> _Required work_: Pick every line from the data that holds the word "header".
(begin)
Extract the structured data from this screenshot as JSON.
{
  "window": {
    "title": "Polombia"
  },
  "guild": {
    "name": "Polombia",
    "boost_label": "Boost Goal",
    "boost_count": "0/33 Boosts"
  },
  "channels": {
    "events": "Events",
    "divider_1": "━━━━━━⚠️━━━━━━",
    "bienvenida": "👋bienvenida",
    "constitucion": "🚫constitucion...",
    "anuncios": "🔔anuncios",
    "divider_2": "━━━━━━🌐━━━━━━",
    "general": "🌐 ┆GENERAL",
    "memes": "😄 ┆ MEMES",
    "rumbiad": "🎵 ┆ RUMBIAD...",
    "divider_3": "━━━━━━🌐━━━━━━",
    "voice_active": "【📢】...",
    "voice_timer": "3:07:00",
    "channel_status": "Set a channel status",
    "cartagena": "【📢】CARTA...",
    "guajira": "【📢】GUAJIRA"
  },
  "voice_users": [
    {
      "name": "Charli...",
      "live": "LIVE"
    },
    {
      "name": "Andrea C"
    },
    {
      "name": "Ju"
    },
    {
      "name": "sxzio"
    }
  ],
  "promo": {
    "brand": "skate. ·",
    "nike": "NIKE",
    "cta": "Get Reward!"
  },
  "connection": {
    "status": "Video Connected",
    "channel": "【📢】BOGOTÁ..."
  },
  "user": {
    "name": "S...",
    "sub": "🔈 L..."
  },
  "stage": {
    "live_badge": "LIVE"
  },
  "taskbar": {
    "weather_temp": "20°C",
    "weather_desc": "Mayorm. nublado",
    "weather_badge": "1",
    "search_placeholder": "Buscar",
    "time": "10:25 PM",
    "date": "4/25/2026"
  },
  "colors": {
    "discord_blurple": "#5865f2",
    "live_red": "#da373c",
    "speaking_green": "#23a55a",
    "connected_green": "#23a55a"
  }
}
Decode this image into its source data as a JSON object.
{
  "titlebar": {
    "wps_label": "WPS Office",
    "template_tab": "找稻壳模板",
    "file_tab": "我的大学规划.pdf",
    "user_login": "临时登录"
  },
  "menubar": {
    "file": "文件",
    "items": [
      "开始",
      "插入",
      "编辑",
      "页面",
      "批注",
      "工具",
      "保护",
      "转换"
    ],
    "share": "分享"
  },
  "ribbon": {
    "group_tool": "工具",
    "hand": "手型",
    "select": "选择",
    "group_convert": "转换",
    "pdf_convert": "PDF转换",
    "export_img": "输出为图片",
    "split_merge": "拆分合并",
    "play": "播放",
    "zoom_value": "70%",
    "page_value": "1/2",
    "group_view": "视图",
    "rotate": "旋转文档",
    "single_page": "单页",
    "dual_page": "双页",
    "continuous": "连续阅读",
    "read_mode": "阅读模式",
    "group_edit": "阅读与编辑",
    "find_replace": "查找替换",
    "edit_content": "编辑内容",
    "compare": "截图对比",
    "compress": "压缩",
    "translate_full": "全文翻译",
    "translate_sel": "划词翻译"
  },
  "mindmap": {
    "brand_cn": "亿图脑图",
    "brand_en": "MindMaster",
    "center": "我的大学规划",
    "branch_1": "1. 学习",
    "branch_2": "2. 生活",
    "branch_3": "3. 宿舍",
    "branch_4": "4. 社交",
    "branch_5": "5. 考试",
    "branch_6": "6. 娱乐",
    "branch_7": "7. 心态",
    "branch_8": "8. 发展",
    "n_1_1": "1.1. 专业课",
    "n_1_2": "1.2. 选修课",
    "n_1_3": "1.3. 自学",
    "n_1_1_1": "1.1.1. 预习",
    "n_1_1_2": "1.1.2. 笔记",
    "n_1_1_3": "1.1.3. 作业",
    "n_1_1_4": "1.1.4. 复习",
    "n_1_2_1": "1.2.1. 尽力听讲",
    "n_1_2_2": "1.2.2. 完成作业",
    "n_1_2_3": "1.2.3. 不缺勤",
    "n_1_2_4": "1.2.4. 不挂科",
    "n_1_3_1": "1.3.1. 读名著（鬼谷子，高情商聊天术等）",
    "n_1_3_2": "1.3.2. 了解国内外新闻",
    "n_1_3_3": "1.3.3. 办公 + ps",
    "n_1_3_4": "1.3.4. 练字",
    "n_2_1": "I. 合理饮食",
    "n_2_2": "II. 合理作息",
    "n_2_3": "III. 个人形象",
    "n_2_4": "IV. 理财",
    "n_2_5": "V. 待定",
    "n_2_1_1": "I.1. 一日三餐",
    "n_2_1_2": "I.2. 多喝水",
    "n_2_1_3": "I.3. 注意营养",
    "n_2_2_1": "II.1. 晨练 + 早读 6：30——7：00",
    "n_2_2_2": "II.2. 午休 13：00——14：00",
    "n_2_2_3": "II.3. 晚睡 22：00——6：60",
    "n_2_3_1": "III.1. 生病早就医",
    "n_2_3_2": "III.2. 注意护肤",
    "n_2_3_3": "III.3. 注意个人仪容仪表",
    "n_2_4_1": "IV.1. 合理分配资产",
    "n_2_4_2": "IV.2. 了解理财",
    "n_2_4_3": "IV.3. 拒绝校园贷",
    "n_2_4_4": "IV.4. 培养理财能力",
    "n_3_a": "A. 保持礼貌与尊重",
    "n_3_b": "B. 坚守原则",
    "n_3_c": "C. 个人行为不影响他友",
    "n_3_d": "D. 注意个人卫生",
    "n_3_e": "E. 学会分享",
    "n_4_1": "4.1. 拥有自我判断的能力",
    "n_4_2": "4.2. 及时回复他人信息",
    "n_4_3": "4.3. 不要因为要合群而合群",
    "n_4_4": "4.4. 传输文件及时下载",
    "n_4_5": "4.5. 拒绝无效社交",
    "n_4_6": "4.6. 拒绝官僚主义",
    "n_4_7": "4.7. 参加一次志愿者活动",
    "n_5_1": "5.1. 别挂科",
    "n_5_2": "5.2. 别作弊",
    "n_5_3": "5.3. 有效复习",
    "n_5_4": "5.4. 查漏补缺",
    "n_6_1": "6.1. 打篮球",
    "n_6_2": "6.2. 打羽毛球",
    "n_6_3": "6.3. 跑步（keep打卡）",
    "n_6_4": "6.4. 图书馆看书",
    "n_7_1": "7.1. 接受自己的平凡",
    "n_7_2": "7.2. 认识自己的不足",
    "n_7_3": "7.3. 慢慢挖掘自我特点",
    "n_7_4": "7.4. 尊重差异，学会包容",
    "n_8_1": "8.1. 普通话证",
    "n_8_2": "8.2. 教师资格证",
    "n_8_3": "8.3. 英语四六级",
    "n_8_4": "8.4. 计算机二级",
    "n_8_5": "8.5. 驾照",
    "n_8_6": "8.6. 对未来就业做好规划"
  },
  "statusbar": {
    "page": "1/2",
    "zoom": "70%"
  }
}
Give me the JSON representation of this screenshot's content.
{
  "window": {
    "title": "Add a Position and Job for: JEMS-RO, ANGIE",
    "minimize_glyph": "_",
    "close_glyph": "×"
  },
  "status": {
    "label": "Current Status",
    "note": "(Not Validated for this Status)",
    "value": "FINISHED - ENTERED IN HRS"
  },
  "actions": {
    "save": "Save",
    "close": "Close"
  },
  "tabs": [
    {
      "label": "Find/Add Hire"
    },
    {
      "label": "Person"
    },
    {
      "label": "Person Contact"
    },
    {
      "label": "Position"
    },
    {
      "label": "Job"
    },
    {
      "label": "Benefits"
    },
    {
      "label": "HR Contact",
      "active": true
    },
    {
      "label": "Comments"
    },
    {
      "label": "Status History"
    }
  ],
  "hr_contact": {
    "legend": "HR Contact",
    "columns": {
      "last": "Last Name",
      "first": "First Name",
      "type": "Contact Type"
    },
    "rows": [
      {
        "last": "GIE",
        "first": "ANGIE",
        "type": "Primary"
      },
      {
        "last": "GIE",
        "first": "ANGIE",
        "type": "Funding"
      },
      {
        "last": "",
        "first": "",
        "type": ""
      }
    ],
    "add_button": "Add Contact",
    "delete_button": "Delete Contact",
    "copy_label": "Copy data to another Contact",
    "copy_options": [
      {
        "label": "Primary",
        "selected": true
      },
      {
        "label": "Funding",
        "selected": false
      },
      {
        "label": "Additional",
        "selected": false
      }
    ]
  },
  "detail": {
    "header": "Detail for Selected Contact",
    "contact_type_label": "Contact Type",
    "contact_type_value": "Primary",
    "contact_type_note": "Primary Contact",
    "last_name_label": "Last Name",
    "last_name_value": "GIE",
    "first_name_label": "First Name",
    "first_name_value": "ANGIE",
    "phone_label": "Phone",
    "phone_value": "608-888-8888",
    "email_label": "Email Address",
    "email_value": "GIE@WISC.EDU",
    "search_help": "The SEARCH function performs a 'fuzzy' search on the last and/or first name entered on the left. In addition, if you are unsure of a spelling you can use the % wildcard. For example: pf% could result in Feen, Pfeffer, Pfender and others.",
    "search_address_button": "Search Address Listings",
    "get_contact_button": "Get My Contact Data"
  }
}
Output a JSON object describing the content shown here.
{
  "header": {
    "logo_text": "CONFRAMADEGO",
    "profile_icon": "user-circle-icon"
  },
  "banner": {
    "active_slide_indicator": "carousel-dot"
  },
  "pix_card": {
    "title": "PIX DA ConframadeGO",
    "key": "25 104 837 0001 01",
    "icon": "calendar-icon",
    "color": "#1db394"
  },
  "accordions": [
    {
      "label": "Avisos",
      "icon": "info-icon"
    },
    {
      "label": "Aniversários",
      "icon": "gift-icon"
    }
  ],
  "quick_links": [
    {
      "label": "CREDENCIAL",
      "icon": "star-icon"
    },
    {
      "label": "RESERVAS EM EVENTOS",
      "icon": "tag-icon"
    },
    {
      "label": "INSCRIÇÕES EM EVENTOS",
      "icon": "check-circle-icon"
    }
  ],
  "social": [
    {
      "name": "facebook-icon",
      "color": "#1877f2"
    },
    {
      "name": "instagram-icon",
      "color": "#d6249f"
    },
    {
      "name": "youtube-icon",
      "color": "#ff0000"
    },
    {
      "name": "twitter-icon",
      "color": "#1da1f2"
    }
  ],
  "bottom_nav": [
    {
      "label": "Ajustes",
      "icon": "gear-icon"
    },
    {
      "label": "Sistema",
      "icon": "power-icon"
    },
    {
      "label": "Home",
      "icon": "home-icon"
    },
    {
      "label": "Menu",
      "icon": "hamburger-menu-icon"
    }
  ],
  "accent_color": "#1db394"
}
(end)
> _Task response_:
    "header": "Detail for Selected Contact",
  "header": {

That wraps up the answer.